REQUIRED TASK ▸ Pick out each line of the records in which the word "Santiago" appears.

EXTRACTED INFORMATION ▸

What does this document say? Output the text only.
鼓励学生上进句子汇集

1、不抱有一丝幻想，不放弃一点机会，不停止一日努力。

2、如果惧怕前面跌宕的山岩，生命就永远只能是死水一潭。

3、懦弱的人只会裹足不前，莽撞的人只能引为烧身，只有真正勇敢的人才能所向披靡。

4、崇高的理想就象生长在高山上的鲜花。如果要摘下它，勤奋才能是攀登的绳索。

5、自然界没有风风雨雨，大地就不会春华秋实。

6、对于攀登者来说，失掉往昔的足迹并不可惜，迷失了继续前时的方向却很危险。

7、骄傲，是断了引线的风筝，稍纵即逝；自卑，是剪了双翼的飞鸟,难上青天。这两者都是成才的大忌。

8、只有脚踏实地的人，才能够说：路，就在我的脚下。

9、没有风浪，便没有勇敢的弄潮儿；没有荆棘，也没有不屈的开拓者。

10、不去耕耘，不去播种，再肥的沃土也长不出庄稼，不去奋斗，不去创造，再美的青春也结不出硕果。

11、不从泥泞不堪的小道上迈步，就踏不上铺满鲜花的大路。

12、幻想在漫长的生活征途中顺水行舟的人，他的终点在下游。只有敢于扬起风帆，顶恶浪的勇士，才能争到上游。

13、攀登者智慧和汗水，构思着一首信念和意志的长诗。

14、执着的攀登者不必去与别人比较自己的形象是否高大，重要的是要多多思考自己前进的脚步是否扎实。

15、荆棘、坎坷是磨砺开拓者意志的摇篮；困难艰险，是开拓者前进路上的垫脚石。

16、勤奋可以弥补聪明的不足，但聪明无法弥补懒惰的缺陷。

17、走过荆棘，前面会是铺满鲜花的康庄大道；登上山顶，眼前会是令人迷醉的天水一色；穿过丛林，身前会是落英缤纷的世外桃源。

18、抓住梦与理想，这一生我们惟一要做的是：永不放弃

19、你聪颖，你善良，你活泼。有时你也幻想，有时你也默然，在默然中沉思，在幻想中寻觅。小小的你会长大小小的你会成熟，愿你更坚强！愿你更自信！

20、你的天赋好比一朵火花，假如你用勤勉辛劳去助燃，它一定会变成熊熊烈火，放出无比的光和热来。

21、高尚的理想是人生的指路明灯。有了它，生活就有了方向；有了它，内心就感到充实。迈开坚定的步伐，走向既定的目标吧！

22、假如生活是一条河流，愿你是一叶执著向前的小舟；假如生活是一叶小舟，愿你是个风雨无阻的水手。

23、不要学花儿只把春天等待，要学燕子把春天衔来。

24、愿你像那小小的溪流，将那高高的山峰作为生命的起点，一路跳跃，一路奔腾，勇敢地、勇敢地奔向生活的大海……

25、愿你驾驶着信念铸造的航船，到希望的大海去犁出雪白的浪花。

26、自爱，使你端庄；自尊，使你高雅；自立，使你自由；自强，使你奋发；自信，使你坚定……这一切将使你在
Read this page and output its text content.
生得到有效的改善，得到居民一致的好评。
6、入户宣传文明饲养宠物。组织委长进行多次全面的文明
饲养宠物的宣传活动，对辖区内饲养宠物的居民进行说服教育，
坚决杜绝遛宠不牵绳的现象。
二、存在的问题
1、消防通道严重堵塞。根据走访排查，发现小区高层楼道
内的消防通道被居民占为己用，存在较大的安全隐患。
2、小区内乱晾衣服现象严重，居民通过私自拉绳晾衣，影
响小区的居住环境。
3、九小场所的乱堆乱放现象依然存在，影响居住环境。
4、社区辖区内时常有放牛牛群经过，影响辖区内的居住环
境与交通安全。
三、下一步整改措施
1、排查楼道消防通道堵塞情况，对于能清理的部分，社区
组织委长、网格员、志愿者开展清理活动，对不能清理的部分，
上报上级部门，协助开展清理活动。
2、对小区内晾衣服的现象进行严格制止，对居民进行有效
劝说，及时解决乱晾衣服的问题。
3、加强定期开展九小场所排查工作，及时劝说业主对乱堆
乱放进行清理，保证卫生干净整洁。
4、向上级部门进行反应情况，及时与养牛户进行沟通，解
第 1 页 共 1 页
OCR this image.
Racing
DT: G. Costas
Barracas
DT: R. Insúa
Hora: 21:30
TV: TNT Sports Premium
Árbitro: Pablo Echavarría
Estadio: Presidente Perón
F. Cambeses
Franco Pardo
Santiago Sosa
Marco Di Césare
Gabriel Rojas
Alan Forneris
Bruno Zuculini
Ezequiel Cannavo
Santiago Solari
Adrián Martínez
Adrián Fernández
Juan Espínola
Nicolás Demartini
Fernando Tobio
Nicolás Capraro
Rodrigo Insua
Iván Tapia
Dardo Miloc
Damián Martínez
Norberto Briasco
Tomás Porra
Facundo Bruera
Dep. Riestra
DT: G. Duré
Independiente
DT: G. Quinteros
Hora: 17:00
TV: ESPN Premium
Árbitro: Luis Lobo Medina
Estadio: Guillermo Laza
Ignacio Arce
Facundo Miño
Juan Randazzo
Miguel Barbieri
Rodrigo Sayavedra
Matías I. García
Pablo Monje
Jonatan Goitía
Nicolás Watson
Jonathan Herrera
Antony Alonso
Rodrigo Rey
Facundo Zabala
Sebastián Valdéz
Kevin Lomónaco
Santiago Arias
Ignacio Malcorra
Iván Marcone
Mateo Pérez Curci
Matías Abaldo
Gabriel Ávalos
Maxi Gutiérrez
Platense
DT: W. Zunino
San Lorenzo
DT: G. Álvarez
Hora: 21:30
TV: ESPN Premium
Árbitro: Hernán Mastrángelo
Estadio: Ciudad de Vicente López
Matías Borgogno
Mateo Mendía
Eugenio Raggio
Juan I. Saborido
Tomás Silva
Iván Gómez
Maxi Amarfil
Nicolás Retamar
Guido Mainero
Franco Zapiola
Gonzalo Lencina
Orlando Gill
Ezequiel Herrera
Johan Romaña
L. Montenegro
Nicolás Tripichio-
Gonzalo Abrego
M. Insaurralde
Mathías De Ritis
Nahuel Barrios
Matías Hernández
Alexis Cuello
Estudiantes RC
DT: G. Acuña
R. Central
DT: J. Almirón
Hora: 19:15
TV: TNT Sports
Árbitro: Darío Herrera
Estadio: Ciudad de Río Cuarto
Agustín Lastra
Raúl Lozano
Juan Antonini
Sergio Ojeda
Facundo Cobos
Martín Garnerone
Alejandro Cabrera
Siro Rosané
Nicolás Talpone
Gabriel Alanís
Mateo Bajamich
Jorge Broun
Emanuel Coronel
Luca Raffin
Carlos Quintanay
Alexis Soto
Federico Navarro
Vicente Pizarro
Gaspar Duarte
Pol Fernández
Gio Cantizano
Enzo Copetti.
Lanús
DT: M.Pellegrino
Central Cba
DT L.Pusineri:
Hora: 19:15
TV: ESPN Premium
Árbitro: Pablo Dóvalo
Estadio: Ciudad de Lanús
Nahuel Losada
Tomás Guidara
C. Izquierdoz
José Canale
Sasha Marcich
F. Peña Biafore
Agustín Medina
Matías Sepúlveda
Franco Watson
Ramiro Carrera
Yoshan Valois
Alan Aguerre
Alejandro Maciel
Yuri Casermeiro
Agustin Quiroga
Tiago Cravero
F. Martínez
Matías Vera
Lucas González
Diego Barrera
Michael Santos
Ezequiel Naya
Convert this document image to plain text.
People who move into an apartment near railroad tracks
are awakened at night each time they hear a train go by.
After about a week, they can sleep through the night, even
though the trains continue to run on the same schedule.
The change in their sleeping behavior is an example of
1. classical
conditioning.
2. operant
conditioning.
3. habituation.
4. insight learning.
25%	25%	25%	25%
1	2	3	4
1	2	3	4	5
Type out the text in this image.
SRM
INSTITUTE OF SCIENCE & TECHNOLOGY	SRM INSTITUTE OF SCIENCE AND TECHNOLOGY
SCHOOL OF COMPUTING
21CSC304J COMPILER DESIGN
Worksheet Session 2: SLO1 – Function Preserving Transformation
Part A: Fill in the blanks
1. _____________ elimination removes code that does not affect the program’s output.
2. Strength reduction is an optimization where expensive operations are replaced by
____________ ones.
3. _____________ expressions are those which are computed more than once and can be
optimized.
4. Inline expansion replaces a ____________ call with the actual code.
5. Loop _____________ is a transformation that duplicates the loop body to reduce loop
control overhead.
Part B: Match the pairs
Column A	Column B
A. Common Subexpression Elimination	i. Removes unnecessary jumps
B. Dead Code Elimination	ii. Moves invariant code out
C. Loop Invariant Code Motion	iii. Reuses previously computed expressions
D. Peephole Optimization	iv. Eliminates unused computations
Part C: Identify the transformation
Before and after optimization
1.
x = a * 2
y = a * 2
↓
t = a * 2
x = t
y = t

RESULT OF THIS TASK ▸
Santiago Sosa
Santiago Solari
Santiago Arias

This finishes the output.